§ The request: Locate every line in the material below that has the word "this". Copy each of those lines.

§ The input:
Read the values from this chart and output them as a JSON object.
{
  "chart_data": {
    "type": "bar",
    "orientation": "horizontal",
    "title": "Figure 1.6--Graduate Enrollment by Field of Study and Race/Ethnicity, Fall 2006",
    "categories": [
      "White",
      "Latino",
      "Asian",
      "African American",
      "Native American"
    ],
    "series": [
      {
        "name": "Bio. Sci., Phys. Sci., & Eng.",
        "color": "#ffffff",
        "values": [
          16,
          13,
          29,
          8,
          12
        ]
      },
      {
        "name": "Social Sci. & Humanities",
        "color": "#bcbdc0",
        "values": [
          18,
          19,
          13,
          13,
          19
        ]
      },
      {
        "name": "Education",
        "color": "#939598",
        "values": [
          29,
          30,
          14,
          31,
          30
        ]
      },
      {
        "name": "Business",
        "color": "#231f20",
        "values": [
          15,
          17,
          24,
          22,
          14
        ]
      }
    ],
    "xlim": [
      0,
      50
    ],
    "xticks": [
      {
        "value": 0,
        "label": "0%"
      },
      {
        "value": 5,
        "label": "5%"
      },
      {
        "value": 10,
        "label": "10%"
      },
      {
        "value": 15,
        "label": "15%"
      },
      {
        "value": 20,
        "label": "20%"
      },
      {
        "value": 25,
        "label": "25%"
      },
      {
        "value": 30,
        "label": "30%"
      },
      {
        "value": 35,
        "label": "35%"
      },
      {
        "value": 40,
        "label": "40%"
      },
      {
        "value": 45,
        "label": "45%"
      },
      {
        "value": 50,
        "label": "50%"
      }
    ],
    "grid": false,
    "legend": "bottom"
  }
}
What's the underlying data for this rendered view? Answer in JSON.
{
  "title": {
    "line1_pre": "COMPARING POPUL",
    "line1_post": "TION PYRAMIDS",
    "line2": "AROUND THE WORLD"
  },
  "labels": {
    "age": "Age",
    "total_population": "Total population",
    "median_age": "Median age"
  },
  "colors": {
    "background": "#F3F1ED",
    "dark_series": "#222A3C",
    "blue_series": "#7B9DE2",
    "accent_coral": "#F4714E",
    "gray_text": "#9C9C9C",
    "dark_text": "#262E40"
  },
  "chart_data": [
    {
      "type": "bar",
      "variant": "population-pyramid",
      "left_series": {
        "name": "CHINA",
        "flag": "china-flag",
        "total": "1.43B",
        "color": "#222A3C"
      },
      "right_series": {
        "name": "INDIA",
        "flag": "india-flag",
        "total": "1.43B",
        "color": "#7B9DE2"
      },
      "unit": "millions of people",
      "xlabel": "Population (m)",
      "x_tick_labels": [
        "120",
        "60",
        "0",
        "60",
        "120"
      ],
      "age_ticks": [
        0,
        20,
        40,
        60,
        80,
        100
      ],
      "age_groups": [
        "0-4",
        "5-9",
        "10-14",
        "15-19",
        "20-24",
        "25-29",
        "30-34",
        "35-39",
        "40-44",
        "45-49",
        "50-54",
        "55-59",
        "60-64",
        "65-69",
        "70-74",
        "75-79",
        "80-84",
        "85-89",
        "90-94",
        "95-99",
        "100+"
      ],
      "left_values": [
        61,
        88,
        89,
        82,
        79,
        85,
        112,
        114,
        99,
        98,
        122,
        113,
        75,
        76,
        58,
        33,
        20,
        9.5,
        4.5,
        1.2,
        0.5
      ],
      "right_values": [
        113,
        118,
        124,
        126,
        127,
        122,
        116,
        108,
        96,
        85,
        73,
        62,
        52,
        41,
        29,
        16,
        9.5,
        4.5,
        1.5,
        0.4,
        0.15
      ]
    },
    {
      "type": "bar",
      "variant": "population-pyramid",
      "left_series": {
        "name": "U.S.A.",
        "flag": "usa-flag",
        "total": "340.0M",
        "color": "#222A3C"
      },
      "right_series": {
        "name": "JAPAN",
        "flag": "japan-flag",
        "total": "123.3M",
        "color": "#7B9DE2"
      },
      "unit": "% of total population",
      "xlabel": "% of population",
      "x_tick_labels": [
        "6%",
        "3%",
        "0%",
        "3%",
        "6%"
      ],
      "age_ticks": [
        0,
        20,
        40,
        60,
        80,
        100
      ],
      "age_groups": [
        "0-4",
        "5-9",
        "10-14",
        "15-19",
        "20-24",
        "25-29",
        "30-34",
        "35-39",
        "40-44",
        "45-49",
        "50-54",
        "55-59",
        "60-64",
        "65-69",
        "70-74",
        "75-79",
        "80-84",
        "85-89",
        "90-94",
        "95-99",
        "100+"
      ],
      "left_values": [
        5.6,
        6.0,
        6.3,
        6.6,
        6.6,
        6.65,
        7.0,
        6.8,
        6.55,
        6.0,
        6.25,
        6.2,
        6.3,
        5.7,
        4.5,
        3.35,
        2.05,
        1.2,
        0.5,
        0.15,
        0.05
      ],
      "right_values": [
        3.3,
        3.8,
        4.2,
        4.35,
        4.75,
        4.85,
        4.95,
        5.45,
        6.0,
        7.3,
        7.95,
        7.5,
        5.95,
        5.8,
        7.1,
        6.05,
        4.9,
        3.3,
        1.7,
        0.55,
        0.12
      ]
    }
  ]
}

§ Result of the task:
Read the values from this chart and output them as a JSON object.
What's the underlying data for this rendered view? Answer in JSON.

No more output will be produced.